◆ Extracted records
▽

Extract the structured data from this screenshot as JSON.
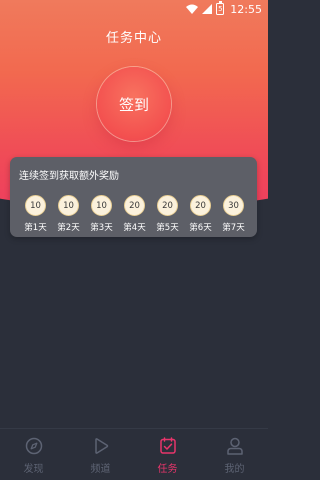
{
  "status_bar": {
    "time": "12:55",
    "battery_glyph": "5"
  },
  "header": {
    "title": "任务中心"
  },
  "checkin": {
    "button_label": "签到"
  },
  "reward": {
    "title": "连续签到获取额外奖励",
    "days": [
      {
        "points": "10",
        "label": "第1天"
      },
      {
        "points": "10",
        "label": "第2天"
      },
      {
        "points": "10",
        "label": "第3天"
      },
      {
        "points": "20",
        "label": "第4天"
      },
      {
        "points": "20",
        "label": "第5天"
      },
      {
        "points": "20",
        "label": "第6天"
      },
      {
        "points": "30",
        "label": "第7天"
      }
    ]
  },
  "tabs": [
    {
      "label": "发现",
      "icon": "compass-icon",
      "active": false
    },
    {
      "label": "频道",
      "icon": "play-icon",
      "active": false
    },
    {
      "label": "任务",
      "icon": "task-check-icon",
      "active": true
    },
    {
      "label": "我的",
      "icon": "user-icon",
      "active": false
    }
  ],
  "colors": {
    "accent": "#e8356b",
    "inactive_tab": "#5d6373",
    "background": "#2b2f3a",
    "card": "#5d5f67",
    "coin_fill": "#fbf1dc",
    "coin_border": "#e9cf94"
  }
}
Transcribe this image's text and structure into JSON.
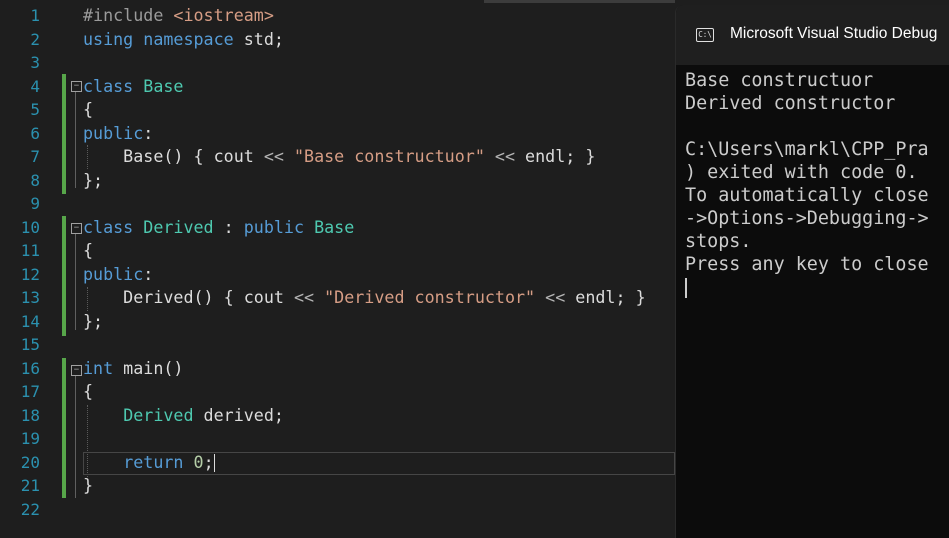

△

◆ Exercise directions
Select every line where the word "this" occurs.

◆ Written answer
Extract the structured data from this screenshot as JSON.
Transcribe this image's text and structure into JSON.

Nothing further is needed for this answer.